» EXERCISE DESCRIPTION
Reproduce all of the data that follows, character for character.
-- start of MATERIAL PROVIDED --
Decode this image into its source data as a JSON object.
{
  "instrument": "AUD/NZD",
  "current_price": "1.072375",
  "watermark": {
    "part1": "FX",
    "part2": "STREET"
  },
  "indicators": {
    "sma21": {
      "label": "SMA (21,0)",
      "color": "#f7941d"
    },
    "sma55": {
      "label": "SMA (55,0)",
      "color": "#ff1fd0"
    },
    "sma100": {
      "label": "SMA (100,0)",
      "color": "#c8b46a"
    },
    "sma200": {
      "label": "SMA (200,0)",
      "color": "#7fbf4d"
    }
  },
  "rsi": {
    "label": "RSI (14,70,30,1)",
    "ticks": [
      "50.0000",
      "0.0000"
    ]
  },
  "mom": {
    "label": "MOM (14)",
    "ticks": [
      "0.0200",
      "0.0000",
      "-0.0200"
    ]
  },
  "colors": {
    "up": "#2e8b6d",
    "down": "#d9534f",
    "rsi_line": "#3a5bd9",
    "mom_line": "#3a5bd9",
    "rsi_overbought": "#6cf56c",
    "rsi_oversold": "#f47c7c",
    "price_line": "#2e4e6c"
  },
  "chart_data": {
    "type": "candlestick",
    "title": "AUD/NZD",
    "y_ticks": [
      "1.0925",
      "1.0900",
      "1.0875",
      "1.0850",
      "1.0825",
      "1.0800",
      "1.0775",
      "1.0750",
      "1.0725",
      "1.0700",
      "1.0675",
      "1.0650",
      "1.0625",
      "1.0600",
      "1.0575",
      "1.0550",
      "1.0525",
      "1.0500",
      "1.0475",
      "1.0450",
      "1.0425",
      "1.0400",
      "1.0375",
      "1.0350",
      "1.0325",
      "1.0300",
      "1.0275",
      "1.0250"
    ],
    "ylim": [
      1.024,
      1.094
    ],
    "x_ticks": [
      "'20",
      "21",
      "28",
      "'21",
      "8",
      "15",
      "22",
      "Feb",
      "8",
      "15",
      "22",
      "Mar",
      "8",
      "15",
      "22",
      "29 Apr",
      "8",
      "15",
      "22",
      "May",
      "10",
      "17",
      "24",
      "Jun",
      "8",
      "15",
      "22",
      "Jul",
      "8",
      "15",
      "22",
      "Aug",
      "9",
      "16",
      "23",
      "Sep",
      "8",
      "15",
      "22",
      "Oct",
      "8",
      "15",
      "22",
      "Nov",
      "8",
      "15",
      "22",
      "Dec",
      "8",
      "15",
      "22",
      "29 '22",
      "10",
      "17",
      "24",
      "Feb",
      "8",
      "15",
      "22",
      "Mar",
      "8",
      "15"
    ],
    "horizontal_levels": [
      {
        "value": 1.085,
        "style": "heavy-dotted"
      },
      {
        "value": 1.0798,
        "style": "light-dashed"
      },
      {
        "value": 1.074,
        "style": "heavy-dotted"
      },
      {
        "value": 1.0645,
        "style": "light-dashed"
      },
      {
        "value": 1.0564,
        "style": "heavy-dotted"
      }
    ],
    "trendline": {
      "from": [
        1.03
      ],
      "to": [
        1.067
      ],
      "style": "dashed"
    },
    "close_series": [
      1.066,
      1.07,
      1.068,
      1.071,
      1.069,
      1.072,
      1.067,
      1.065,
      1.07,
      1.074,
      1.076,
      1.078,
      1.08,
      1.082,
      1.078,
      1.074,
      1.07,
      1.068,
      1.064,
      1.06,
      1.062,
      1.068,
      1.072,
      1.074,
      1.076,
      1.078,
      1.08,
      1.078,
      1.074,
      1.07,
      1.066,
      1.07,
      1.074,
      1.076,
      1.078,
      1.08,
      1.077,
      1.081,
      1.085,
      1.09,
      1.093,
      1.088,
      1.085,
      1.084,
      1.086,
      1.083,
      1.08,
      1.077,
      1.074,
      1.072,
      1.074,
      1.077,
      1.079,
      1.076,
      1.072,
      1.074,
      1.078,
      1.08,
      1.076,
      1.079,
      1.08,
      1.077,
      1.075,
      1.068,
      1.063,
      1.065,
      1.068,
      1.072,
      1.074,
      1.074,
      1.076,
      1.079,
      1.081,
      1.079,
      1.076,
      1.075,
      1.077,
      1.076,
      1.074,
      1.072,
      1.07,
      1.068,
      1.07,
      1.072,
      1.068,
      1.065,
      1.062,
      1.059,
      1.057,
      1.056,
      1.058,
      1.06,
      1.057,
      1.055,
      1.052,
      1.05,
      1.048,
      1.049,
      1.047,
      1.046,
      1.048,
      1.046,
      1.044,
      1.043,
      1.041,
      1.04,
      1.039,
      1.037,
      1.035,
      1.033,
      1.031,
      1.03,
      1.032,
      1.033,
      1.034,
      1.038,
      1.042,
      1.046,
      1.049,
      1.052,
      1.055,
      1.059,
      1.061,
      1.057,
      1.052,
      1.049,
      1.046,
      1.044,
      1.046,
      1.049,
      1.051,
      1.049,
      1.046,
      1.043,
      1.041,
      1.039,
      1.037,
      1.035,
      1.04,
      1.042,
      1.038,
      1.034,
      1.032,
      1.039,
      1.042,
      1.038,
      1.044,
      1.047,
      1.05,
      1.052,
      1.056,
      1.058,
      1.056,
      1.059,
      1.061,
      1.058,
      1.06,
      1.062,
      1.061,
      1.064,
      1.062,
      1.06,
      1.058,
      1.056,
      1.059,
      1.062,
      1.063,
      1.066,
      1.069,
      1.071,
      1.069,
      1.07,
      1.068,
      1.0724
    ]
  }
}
-- end of MATERIAL PROVIDED --
» TASK OUTPUT
Decode this image into its source data as a JSON object.
{
  "instrument": "AUD/NZD",
  "current_price": "1.072375",
  "watermark": {
    "part1": "FX",
    "part2": "STREET"
  },
  "indicators": {
    "sma21": {
      "label": "SMA (21,0)",
      "color": "#f7941d"
    },
    "sma55": {
      "label": "SMA (55,0)",
      "color": "#ff1fd0"
    },
    "sma100": {
      "label": "SMA (100,0)",
      "color": "#c8b46a"
    },
    "sma200": {
      "label": "SMA (200,0)",
      "color": "#7fbf4d"
    }
  },
  "rsi": {
    "label": "RSI (14,70,30,1)",
    "ticks": [
      "50.0000",
      "0.0000"
    ]
  },
  "mom": {
    "label": "MOM (14)",
    "ticks": [
      "0.0200",
      "0.0000",
      "-0.0200"
    ]
  },
  "colors": {
    "up": "#2e8b6d",
    "down": "#d9534f",
    "rsi_line": "#3a5bd9",
    "mom_line": "#3a5bd9",
    "rsi_overbought": "#6cf56c",
    "rsi_oversold": "#f47c7c",
    "price_line": "#2e4e6c"
  },
  "chart_data": {
    "type": "candlestick",
    "title": "AUD/NZD",
    "y_ticks": [
      "1.0925",
      "1.0900",
      "1.0875",
      "1.0850",
      "1.0825",
      "1.0800",
      "1.0775",
      "1.0750",
      "1.0725",
      "1.0700",
      "1.0675",
      "1.0650",
      "1.0625",
      "1.0600",
      "1.0575",
      "1.0550",
      "1.0525",
      "1.0500",
      "1.0475",
      "1.0450",
      "1.0425",
      "1.0400",
      "1.0375",
      "1.0350",
      "1.0325",
      "1.0300",
      "1.0275",
      "1.0250"
    ],
    "ylim": [
      1.024,
      1.094
    ],
    "x_ticks": [
      "'20",
      "21",
      "28",
      "'21",
      "8",
      "15",
      "22",
      "Feb",
      "8",
      "15",
      "22",
      "Mar",
      "8",
      "15",
      "22",
      "29 Apr",
      "8",
      "15",
      "22",
      "May",
      "10",
      "17",
      "24",
      "Jun",
      "8",
      "15",
      "22",
      "Jul",
      "8",
      "15",
      "22",
      "Aug",
      "9",
      "16",
      "23",
      "Sep",
      "8",
      "15",
      "22",
      "Oct",
      "8",
      "15",
      "22",
      "Nov",
      "8",
      "15",
      "22",
      "Dec",
      "8",
      "15",
      "22",
      "29 '22",
      "10",
      "17",
      "24",
      "Feb",
      "8",
      "15",
      "22",
      "Mar",
      "8",
      "15"
    ],
    "horizontal_levels": [
      {
        "value": 1.085,
        "style": "heavy-dotted"
      },
      {
        "value": 1.0798,
        "style": "light-dashed"
      },
      {
        "value": 1.074,
        "style": "heavy-dotted"
      },
      {
        "value": 1.0645,
        "style": "light-dashed"
      },
      {
        "value": 1.0564,
        "style": "heavy-dotted"
      }
    ],
    "trendline": {
      "from": [
        1.03
      ],
      "to": [
        1.067
      ],
      "style": "dashed"
    },
    "close_series": [
      1.066,
      1.07,
      1.068,
      1.071,
      1.069,
      1.072,
      1.067,
      1.065,
      1.07,
      1.074,
      1.076,
      1.078,
      1.08,
      1.082,
      1.078,
      1.074,
      1.07,
      1.068,
      1.064,
      1.06,
      1.062,
      1.068,
      1.072,
      1.074,
      1.076,
      1.078,
      1.08,
      1.078,
      1.074,
      1.07,
      1.066,
      1.07,
      1.074,
      1.076,
      1.078,
      1.08,
      1.077,
      1.081,
      1.085,
      1.09,
      1.093,
      1.088,
      1.085,
      1.084,
      1.086,
      1.083,
      1.08,
      1.077,
      1.074,
      1.072,
      1.074,
      1.077,
      1.079,
      1.076,
      1.072,
      1.074,
      1.078,
      1.08,
      1.076,
      1.079,
      1.08,
      1.077,
      1.075,
      1.068,
      1.063,
      1.065,
      1.068,
      1.072,
      1.074,
      1.074,
      1.076,
      1.079,
      1.081,
      1.079,
      1.076,
      1.075,
      1.077,
      1.076,
      1.074,
      1.072,
      1.07,
      1.068,
      1.07,
      1.072,
      1.068,
      1.065,
      1.062,
      1.059,
      1.057,
      1.056,
      1.058,
      1.06,
      1.057,
      1.055,
      1.052,
      1.05,
      1.048,
      1.049,
      1.047,
      1.046,
      1.048,
      1.046,
      1.044,
      1.043,
      1.041,
      1.04,
      1.039,
      1.037,
      1.035,
      1.033,
      1.031,
      1.03,
      1.032,
      1.033,
      1.034,
      1.038,
      1.042,
      1.046,
      1.049,
      1.052,
      1.055,
      1.059,
      1.061,
      1.057,
      1.052,
      1.049,
      1.046,
      1.044,
      1.046,
      1.049,
      1.051,
      1.049,
      1.046,
      1.043,
      1.041,
      1.039,
      1.037,
      1.035,
      1.04,
      1.042,
      1.038,
      1.034,
      1.032,
      1.039,
      1.042,
      1.038,
      1.044,
      1.047,
      1.05,
      1.052,
      1.056,
      1.058,
      1.056,
      1.059,
      1.061,
      1.058,
      1.06,
      1.062,
      1.061,
      1.064,
      1.062,
      1.06,
      1.058,
      1.056,
      1.059,
      1.062,
      1.063,
      1.066,
      1.069,
      1.071,
      1.069,
      1.07,
      1.068,
      1.0724
    ]
  }
}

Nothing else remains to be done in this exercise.